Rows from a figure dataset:
------------------------------------
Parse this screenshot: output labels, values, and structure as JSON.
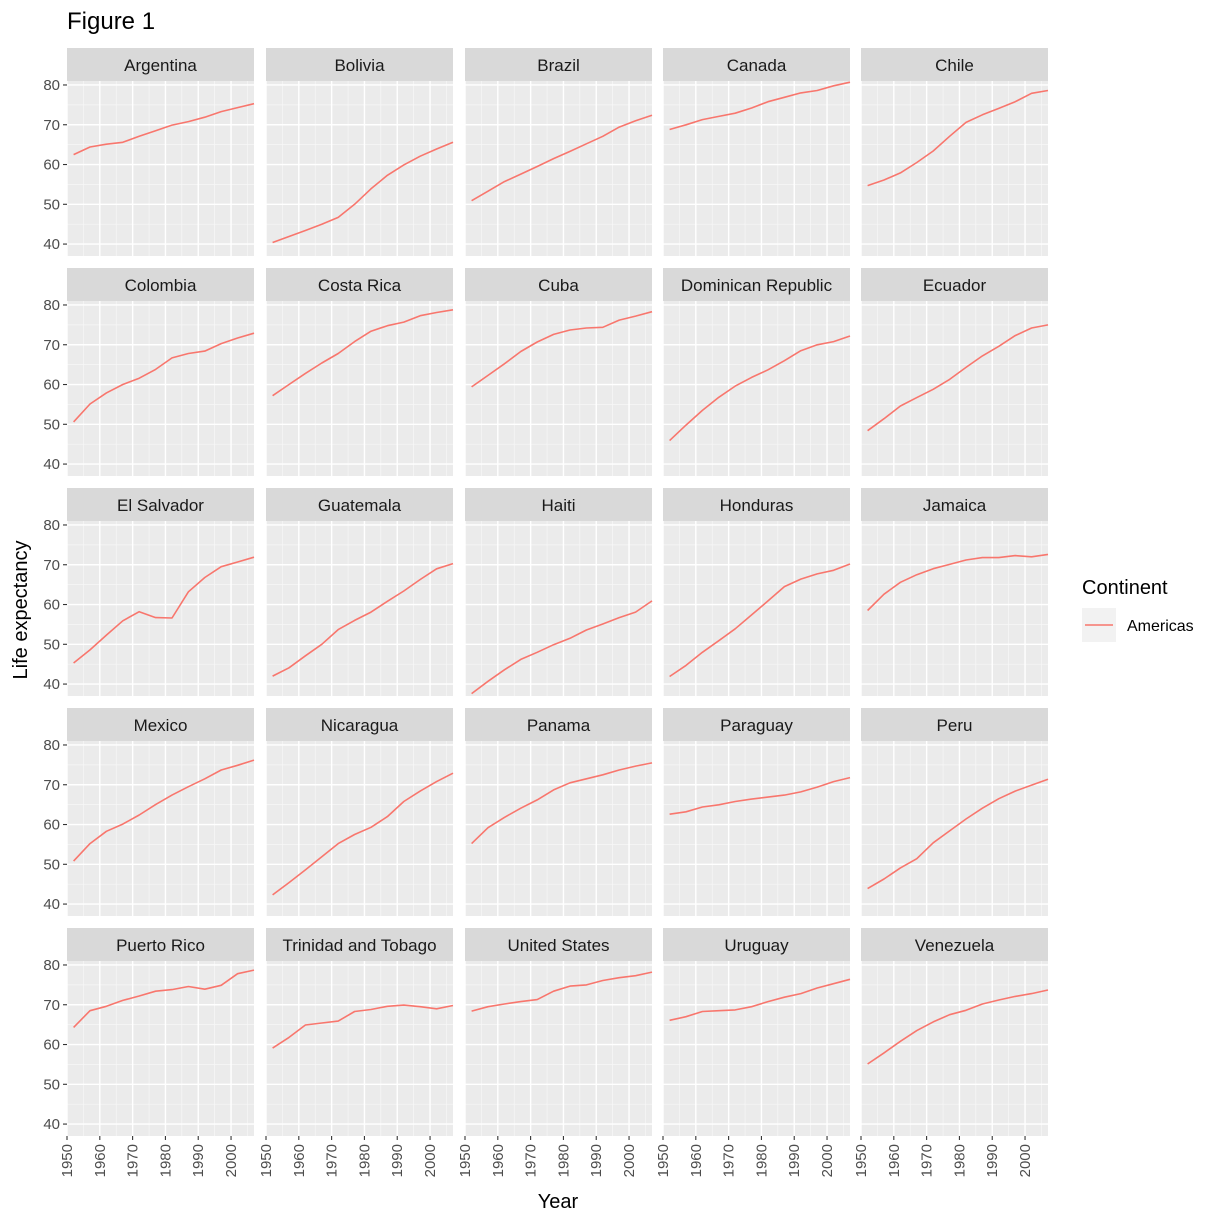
{
  "chart_data": {
    "type": "line",
    "title": "Figure 1",
    "xlabel": "Year",
    "ylabel": "Life expectancy",
    "xlim": [
      1950,
      2007
    ],
    "ylim": [
      37,
      81
    ],
    "x_ticks": [
      1950,
      1960,
      1970,
      1980,
      1990,
      2000
    ],
    "y_ticks": [
      40,
      50,
      60,
      70,
      80
    ],
    "grid": true,
    "facet_layout": {
      "rows": 5,
      "cols": 5
    },
    "legend": {
      "title": "Continent",
      "position": "right",
      "entries": [
        {
          "label": "Americas",
          "color": "#F8766D"
        }
      ]
    },
    "x": [
      1952,
      1957,
      1962,
      1967,
      1972,
      1977,
      1982,
      1987,
      1992,
      1997,
      2002,
      2007
    ],
    "panels": [
      {
        "name": "Argentina",
        "values": [
          62.5,
          64.4,
          65.1,
          65.6,
          67.1,
          68.5,
          69.9,
          70.8,
          71.9,
          73.3,
          74.3,
          75.3
        ]
      },
      {
        "name": "Bolivia",
        "values": [
          40.4,
          41.9,
          43.4,
          45.0,
          46.7,
          50.0,
          53.9,
          57.3,
          59.9,
          62.1,
          63.9,
          65.6
        ]
      },
      {
        "name": "Brazil",
        "values": [
          50.9,
          53.3,
          55.7,
          57.6,
          59.5,
          61.5,
          63.3,
          65.2,
          67.1,
          69.4,
          71.0,
          72.4
        ]
      },
      {
        "name": "Canada",
        "values": [
          68.8,
          70.0,
          71.3,
          72.1,
          72.9,
          74.2,
          75.8,
          76.9,
          78.0,
          78.6,
          79.8,
          80.7
        ]
      },
      {
        "name": "Chile",
        "values": [
          54.7,
          56.1,
          57.9,
          60.5,
          63.4,
          67.1,
          70.6,
          72.5,
          74.1,
          75.8,
          77.9,
          78.6
        ]
      },
      {
        "name": "Colombia",
        "values": [
          50.6,
          55.1,
          57.9,
          60.0,
          61.6,
          63.8,
          66.7,
          67.8,
          68.4,
          70.3,
          71.7,
          72.9
        ]
      },
      {
        "name": "Costa Rica",
        "values": [
          57.2,
          60.0,
          62.8,
          65.4,
          67.8,
          70.8,
          73.4,
          74.8,
          75.7,
          77.3,
          78.1,
          78.8
        ]
      },
      {
        "name": "Cuba",
        "values": [
          59.4,
          62.3,
          65.2,
          68.3,
          70.7,
          72.6,
          73.7,
          74.2,
          74.4,
          76.2,
          77.2,
          78.3
        ]
      },
      {
        "name": "Dominican Republic",
        "values": [
          45.9,
          49.8,
          53.5,
          56.8,
          59.6,
          61.8,
          63.7,
          66.0,
          68.5,
          70.0,
          70.8,
          72.2
        ]
      },
      {
        "name": "Ecuador",
        "values": [
          48.4,
          51.4,
          54.6,
          56.7,
          58.8,
          61.3,
          64.3,
          67.2,
          69.6,
          72.3,
          74.2,
          75.0
        ]
      },
      {
        "name": "El Salvador",
        "values": [
          45.3,
          48.6,
          52.3,
          55.9,
          58.2,
          56.7,
          56.6,
          63.2,
          66.8,
          69.5,
          70.7,
          71.9
        ]
      },
      {
        "name": "Guatemala",
        "values": [
          42.0,
          44.1,
          47.1,
          50.0,
          53.7,
          56.0,
          58.1,
          60.8,
          63.4,
          66.3,
          68.98,
          70.3
        ]
      },
      {
        "name": "Haiti",
        "values": [
          37.6,
          40.7,
          43.6,
          46.2,
          48.0,
          49.9,
          51.5,
          53.6,
          55.1,
          56.7,
          58.1,
          60.9
        ]
      },
      {
        "name": "Honduras",
        "values": [
          41.9,
          44.7,
          48.0,
          50.9,
          53.9,
          57.4,
          60.9,
          64.5,
          66.4,
          67.7,
          68.6,
          70.2
        ]
      },
      {
        "name": "Jamaica",
        "values": [
          58.5,
          62.6,
          65.6,
          67.5,
          69.0,
          70.1,
          71.2,
          71.8,
          71.8,
          72.3,
          72.0,
          72.6
        ]
      },
      {
        "name": "Mexico",
        "values": [
          50.8,
          55.2,
          58.3,
          60.1,
          62.4,
          65.0,
          67.4,
          69.5,
          71.5,
          73.7,
          74.9,
          76.2
        ]
      },
      {
        "name": "Nicaragua",
        "values": [
          42.3,
          45.4,
          48.6,
          51.9,
          55.2,
          57.5,
          59.3,
          62.0,
          65.8,
          68.4,
          70.8,
          72.9
        ]
      },
      {
        "name": "Panama",
        "values": [
          55.2,
          59.2,
          61.8,
          64.1,
          66.2,
          68.7,
          70.5,
          71.5,
          72.5,
          73.7,
          74.7,
          75.5
        ]
      },
      {
        "name": "Paraguay",
        "values": [
          62.6,
          63.2,
          64.4,
          64.95,
          65.8,
          66.4,
          66.9,
          67.4,
          68.2,
          69.4,
          70.8,
          71.8
        ]
      },
      {
        "name": "Peru",
        "values": [
          43.9,
          46.3,
          49.1,
          51.4,
          55.4,
          58.4,
          61.4,
          64.1,
          66.5,
          68.4,
          69.9,
          71.4
        ]
      },
      {
        "name": "Puerto Rico",
        "values": [
          64.3,
          68.5,
          69.6,
          71.1,
          72.2,
          73.4,
          73.8,
          74.6,
          73.9,
          74.9,
          77.8,
          78.7
        ]
      },
      {
        "name": "Trinidad and Tobago",
        "values": [
          59.1,
          61.8,
          64.9,
          65.4,
          65.9,
          68.3,
          68.8,
          69.6,
          69.9,
          69.5,
          68.98,
          69.8
        ]
      },
      {
        "name": "United States",
        "values": [
          68.4,
          69.5,
          70.2,
          70.8,
          71.3,
          73.4,
          74.7,
          75.0,
          76.1,
          76.8,
          77.3,
          78.2
        ]
      },
      {
        "name": "Uruguay",
        "values": [
          66.1,
          67.0,
          68.3,
          68.5,
          68.7,
          69.5,
          70.8,
          71.9,
          72.8,
          74.2,
          75.3,
          76.4
        ]
      },
      {
        "name": "Venezuela",
        "values": [
          55.1,
          57.9,
          60.8,
          63.5,
          65.7,
          67.5,
          68.6,
          70.2,
          71.2,
          72.1,
          72.8,
          73.7
        ]
      }
    ]
  }
}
------------------------------------
*THE REQUEST:* Return all of the data exactly as written, and drop the pictures.

*RESULT OF THE EXERCISE:*
Parse this screenshot: output labels, values, and structure as JSON.
{
  "chart_data": {
    "type": "line",
    "title": "Figure 1",
    "xlabel": "Year",
    "ylabel": "Life expectancy",
    "xlim": [
      1950,
      2007
    ],
    "ylim": [
      37,
      81
    ],
    "x_ticks": [
      1950,
      1960,
      1970,
      1980,
      1990,
      2000
    ],
    "y_ticks": [
      40,
      50,
      60,
      70,
      80
    ],
    "grid": true,
    "facet_layout": {
      "rows": 5,
      "cols": 5
    },
    "legend": {
      "title": "Continent",
      "position": "right",
      "entries": [
        {
          "label": "Americas",
          "color": "#F8766D"
        }
      ]
    },
    "x": [
      1952,
      1957,
      1962,
      1967,
      1972,
      1977,
      1982,
      1987,
      1992,
      1997,
      2002,
      2007
    ],
    "panels": [
      {
        "name": "Argentina",
        "values": [
          62.5,
          64.4,
          65.1,
          65.6,
          67.1,
          68.5,
          69.9,
          70.8,
          71.9,
          73.3,
          74.3,
          75.3
        ]
      },
      {
        "name": "Bolivia",
        "values": [
          40.4,
          41.9,
          43.4,
          45.0,
          46.7,
          50.0,
          53.9,
          57.3,
          59.9,
          62.1,
          63.9,
          65.6
        ]
      },
      {
        "name": "Brazil",
        "values": [
          50.9,
          53.3,
          55.7,
          57.6,
          59.5,
          61.5,
          63.3,
          65.2,
          67.1,
          69.4,
          71.0,
          72.4
        ]
      },
      {
        "name": "Canada",
        "values": [
          68.8,
          70.0,
          71.3,
          72.1,
          72.9,
          74.2,
          75.8,
          76.9,
          78.0,
          78.6,
          79.8,
          80.7
        ]
      },
      {
        "name": "Chile",
        "values": [
          54.7,
          56.1,
          57.9,
          60.5,
          63.4,
          67.1,
          70.6,
          72.5,
          74.1,
          75.8,
          77.9,
          78.6
        ]
      },
      {
        "name": "Colombia",
        "values": [
          50.6,
          55.1,
          57.9,
          60.0,
          61.6,
          63.8,
          66.7,
          67.8,
          68.4,
          70.3,
          71.7,
          72.9
        ]
      },
      {
        "name": "Costa Rica",
        "values": [
          57.2,
          60.0,
          62.8,
          65.4,
          67.8,
          70.8,
          73.4,
          74.8,
          75.7,
          77.3,
          78.1,
          78.8
        ]
      },
      {
        "name": "Cuba",
        "values": [
          59.4,
          62.3,
          65.2,
          68.3,
          70.7,
          72.6,
          73.7,
          74.2,
          74.4,
          76.2,
          77.2,
          78.3
        ]
      },
      {
        "name": "Dominican Republic",
        "values": [
          45.9,
          49.8,
          53.5,
          56.8,
          59.6,
          61.8,
          63.7,
          66.0,
          68.5,
          70.0,
          70.8,
          72.2
        ]
      },
      {
        "name": "Ecuador",
        "values": [
          48.4,
          51.4,
          54.6,
          56.7,
          58.8,
          61.3,
          64.3,
          67.2,
          69.6,
          72.3,
          74.2,
          75.0
        ]
      },
      {
        "name": "El Salvador",
        "values": [
          45.3,
          48.6,
          52.3,
          55.9,
          58.2,
          56.7,
          56.6,
          63.2,
          66.8,
          69.5,
          70.7,
          71.9
        ]
      },
      {
        "name": "Guatemala",
        "values": [
          42.0,
          44.1,
          47.1,
          50.0,
          53.7,
          56.0,
          58.1,
          60.8,
          63.4,
          66.3,
          68.98,
          70.3
        ]
      },
      {
        "name": "Haiti",
        "values": [
          37.6,
          40.7,
          43.6,
          46.2,
          48.0,
          49.9,
          51.5,
          53.6,
          55.1,
          56.7,
          58.1,
          60.9
        ]
      },
      {
        "name": "Honduras",
        "values": [
          41.9,
          44.7,
          48.0,
          50.9,
          53.9,
          57.4,
          60.9,
          64.5,
          66.4,
          67.7,
          68.6,
          70.2
        ]
      },
      {
        "name": "Jamaica",
        "values": [
          58.5,
          62.6,
          65.6,
          67.5,
          69.0,
          70.1,
          71.2,
          71.8,
          71.8,
          72.3,
          72.0,
          72.6
        ]
      },
      {
        "name": "Mexico",
        "values": [
          50.8,
          55.2,
          58.3,
          60.1,
          62.4,
          65.0,
          67.4,
          69.5,
          71.5,
          73.7,
          74.9,
          76.2
        ]
      },
      {
        "name": "Nicaragua",
        "values": [
          42.3,
          45.4,
          48.6,
          51.9,
          55.2,
          57.5,
          59.3,
          62.0,
          65.8,
          68.4,
          70.8,
          72.9
        ]
      },
      {
        "name": "Panama",
        "values": [
          55.2,
          59.2,
          61.8,
          64.1,
          66.2,
          68.7,
          70.5,
          71.5,
          72.5,
          73.7,
          74.7,
          75.5
        ]
      },
      {
        "name": "Paraguay",
        "values": [
          62.6,
          63.2,
          64.4,
          64.95,
          65.8,
          66.4,
          66.9,
          67.4,
          68.2,
          69.4,
          70.8,
          71.8
        ]
      },
      {
        "name": "Peru",
        "values": [
          43.9,
          46.3,
          49.1,
          51.4,
          55.4,
          58.4,
          61.4,
          64.1,
          66.5,
          68.4,
          69.9,
          71.4
        ]
      },
      {
        "name": "Puerto Rico",
        "values": [
          64.3,
          68.5,
          69.6,
          71.1,
          72.2,
          73.4,
          73.8,
          74.6,
          73.9,
          74.9,
          77.8,
          78.7
        ]
      },
      {
        "name": "Trinidad and Tobago",
        "values": [
          59.1,
          61.8,
          64.9,
          65.4,
          65.9,
          68.3,
          68.8,
          69.6,
          69.9,
          69.5,
          68.98,
          69.8
        ]
      },
      {
        "name": "United States",
        "values": [
          68.4,
          69.5,
          70.2,
          70.8,
          71.3,
          73.4,
          74.7,
          75.0,
          76.1,
          76.8,
          77.3,
          78.2
        ]
      },
      {
        "name": "Uruguay",
        "values": [
          66.1,
          67.0,
          68.3,
          68.5,
          68.7,
          69.5,
          70.8,
          71.9,
          72.8,
          74.2,
          75.3,
          76.4
        ]
      },
      {
        "name": "Venezuela",
        "values": [
          55.1,
          57.9,
          60.8,
          63.5,
          65.7,
          67.5,
          68.6,
          70.2,
          71.2,
          72.1,
          72.8,
          73.7
        ]
      }
    ]
  }
}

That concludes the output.